### WHAT YOU NEED TO DO:
Your copy of the material below should match it exactly, except that it holds no pictures.

-- -- --

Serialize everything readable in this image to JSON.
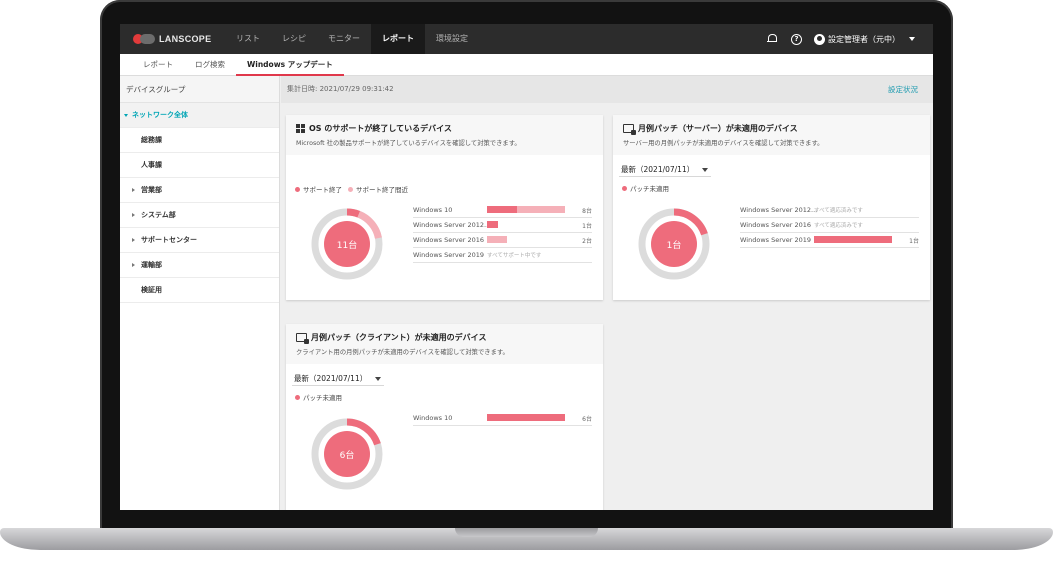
{
  "colors": {
    "accent": "#e0384b",
    "primary_bar": "#ee6c7c",
    "secondary_bar": "#f5b0b8",
    "donut_track": "#dcdcdc",
    "link": "#1e9bb0"
  },
  "topnav": {
    "logo": "LANSCOPE",
    "items": [
      {
        "label": "リスト",
        "active": false
      },
      {
        "label": "レシピ",
        "active": false
      },
      {
        "label": "モニター",
        "active": false
      },
      {
        "label": "レポート",
        "active": true
      },
      {
        "label": "環境設定",
        "active": false
      }
    ],
    "help": "?",
    "user": "設定管理者（元中）"
  },
  "subnav": {
    "items": [
      {
        "label": "レポート",
        "active": false
      },
      {
        "label": "ログ検索",
        "active": false
      },
      {
        "label": "Windows アップデート",
        "active": true
      }
    ]
  },
  "sidebar": {
    "header": "デバイスグループ",
    "root": "ネットワーク全体",
    "items": [
      {
        "label": "総務課",
        "expandable": false
      },
      {
        "label": "人事課",
        "expandable": false
      },
      {
        "label": "営業部",
        "expandable": true
      },
      {
        "label": "システム部",
        "expandable": true
      },
      {
        "label": "サポートセンター",
        "expandable": true
      },
      {
        "label": "運輸部",
        "expandable": true
      },
      {
        "label": "検証用",
        "expandable": false
      }
    ]
  },
  "content": {
    "timestamp": "集計日時: 2021/07/29 09:31:42",
    "settings_link": "設定状況"
  },
  "cards": {
    "os": {
      "title": "OS のサポートが終了しているデバイス",
      "subtitle": "Microsoft 社の製品サポートが終了しているデバイスを確認して対策できます。",
      "legend": [
        "サポート終了",
        "サポート終了間近"
      ],
      "total": "11台",
      "donut": {
        "primary": 0.06,
        "secondary": 0.16
      },
      "rows": [
        {
          "name": "Windows 10",
          "value": "8台",
          "primary": 0.38,
          "secondary": 0.62
        },
        {
          "name": "Windows Server 2012...",
          "value": "1台",
          "primary": 0.14,
          "secondary": 0
        },
        {
          "name": "Windows Server 2016",
          "value": "2台",
          "primary": 0,
          "secondary": 0.26
        },
        {
          "name": "Windows Server 2019",
          "value": "",
          "note": "すべてサポート中です",
          "primary": 0,
          "secondary": 0
        }
      ]
    },
    "server": {
      "title": "月例パッチ（サーバー）が未適用のデバイス",
      "subtitle": "サーバー用の月例パッチが未適用のデバイスを確認して対策できます。",
      "select": "最新（2021/07/11）",
      "legend": [
        "パッチ未適用"
      ],
      "total": "1台",
      "donut": {
        "primary": 0.2
      },
      "rows": [
        {
          "name": "Windows Server 2012...",
          "value": "",
          "note": "すべて適応済みです",
          "primary": 0
        },
        {
          "name": "Windows Server 2016",
          "value": "",
          "note": "すべて適応済みです",
          "primary": 0
        },
        {
          "name": "Windows Server 2019",
          "value": "1台",
          "primary": 1
        }
      ]
    },
    "client": {
      "title": "月例パッチ（クライアント）が未適用のデバイス",
      "subtitle": "クライアント用の月例パッチが未適用のデバイスを確認して対策できます。",
      "select": "最新（2021/07/11）",
      "legend": [
        "パッチ未適用"
      ],
      "total": "6台",
      "donut": {
        "primary": 0.2
      },
      "rows": [
        {
          "name": "Windows 10",
          "value": "6台",
          "primary": 1
        }
      ]
    }
  }
}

-- -- --

### RESULT BELOW:
Serialize everything readable in this image to JSON.
{
  "colors": {
    "accent": "#e0384b",
    "primary_bar": "#ee6c7c",
    "secondary_bar": "#f5b0b8",
    "donut_track": "#dcdcdc",
    "link": "#1e9bb0"
  },
  "topnav": {
    "logo": "LANSCOPE",
    "items": [
      {
        "label": "リスト",
        "active": false
      },
      {
        "label": "レシピ",
        "active": false
      },
      {
        "label": "モニター",
        "active": false
      },
      {
        "label": "レポート",
        "active": true
      },
      {
        "label": "環境設定",
        "active": false
      }
    ],
    "help": "?",
    "user": "設定管理者（元中）"
  },
  "subnav": {
    "items": [
      {
        "label": "レポート",
        "active": false
      },
      {
        "label": "ログ検索",
        "active": false
      },
      {
        "label": "Windows アップデート",
        "active": true
      }
    ]
  },
  "sidebar": {
    "header": "デバイスグループ",
    "root": "ネットワーク全体",
    "items": [
      {
        "label": "総務課",
        "expandable": false
      },
      {
        "label": "人事課",
        "expandable": false
      },
      {
        "label": "営業部",
        "expandable": true
      },
      {
        "label": "システム部",
        "expandable": true
      },
      {
        "label": "サポートセンター",
        "expandable": true
      },
      {
        "label": "運輸部",
        "expandable": true
      },
      {
        "label": "検証用",
        "expandable": false
      }
    ]
  },
  "content": {
    "timestamp": "集計日時: 2021/07/29 09:31:42",
    "settings_link": "設定状況"
  },
  "cards": {
    "os": {
      "title": "OS のサポートが終了しているデバイス",
      "subtitle": "Microsoft 社の製品サポートが終了しているデバイスを確認して対策できます。",
      "legend": [
        "サポート終了",
        "サポート終了間近"
      ],
      "total": "11台",
      "donut": {
        "primary": 0.06,
        "secondary": 0.16
      },
      "rows": [
        {
          "name": "Windows 10",
          "value": "8台",
          "primary": 0.38,
          "secondary": 0.62
        },
        {
          "name": "Windows Server 2012...",
          "value": "1台",
          "primary": 0.14,
          "secondary": 0
        },
        {
          "name": "Windows Server 2016",
          "value": "2台",
          "primary": 0,
          "secondary": 0.26
        },
        {
          "name": "Windows Server 2019",
          "value": "",
          "note": "すべてサポート中です",
          "primary": 0,
          "secondary": 0
        }
      ]
    },
    "server": {
      "title": "月例パッチ（サーバー）が未適用のデバイス",
      "subtitle": "サーバー用の月例パッチが未適用のデバイスを確認して対策できます。",
      "select": "最新（2021/07/11）",
      "legend": [
        "パッチ未適用"
      ],
      "total": "1台",
      "donut": {
        "primary": 0.2
      },
      "rows": [
        {
          "name": "Windows Server 2012...",
          "value": "",
          "note": "すべて適応済みです",
          "primary": 0
        },
        {
          "name": "Windows Server 2016",
          "value": "",
          "note": "すべて適応済みです",
          "primary": 0
        },
        {
          "name": "Windows Server 2019",
          "value": "1台",
          "primary": 1
        }
      ]
    },
    "client": {
      "title": "月例パッチ（クライアント）が未適用のデバイス",
      "subtitle": "クライアント用の月例パッチが未適用のデバイスを確認して対策できます。",
      "select": "最新（2021/07/11）",
      "legend": [
        "パッチ未適用"
      ],
      "total": "6台",
      "donut": {
        "primary": 0.2
      },
      "rows": [
        {
          "name": "Windows 10",
          "value": "6台",
          "primary": 1
        }
      ]
    }
  }
}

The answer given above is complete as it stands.